-- start --

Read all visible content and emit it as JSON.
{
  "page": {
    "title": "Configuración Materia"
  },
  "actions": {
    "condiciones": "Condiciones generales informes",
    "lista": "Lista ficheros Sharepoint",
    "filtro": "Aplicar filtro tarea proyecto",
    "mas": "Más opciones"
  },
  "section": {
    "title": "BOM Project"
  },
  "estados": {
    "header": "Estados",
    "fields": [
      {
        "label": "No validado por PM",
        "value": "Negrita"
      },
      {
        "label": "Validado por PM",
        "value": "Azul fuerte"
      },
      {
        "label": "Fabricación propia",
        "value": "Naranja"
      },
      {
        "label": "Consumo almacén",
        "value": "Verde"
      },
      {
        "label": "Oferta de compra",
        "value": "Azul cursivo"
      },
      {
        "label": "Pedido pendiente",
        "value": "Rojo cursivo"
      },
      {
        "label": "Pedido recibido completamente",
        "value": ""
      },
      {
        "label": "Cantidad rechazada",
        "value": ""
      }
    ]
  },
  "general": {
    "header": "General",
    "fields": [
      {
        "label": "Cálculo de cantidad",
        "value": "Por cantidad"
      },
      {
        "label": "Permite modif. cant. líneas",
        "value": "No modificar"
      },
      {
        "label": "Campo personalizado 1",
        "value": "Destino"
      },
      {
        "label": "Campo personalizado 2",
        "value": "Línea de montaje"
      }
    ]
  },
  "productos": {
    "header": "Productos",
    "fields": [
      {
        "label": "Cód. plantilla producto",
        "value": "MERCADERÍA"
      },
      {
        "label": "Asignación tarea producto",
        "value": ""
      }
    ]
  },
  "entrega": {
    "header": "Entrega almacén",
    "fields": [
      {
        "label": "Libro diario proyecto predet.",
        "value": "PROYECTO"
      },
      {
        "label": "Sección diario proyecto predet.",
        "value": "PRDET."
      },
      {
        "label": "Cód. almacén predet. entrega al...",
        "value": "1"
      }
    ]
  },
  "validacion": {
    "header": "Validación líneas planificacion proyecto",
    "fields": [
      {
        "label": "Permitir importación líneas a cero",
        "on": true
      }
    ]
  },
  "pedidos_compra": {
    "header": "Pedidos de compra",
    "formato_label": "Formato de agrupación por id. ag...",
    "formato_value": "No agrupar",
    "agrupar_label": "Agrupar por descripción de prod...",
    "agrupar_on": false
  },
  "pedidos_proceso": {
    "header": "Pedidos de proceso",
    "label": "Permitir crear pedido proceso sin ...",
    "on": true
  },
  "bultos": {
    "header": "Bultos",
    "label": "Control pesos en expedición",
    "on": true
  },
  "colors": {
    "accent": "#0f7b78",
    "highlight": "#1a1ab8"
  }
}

-- end --

What you need to do
Locate all lines holding the word "cursivo", then copy them out.

Task answer
        "value": "Azul cursivo"
        "value": "Rojo cursivo"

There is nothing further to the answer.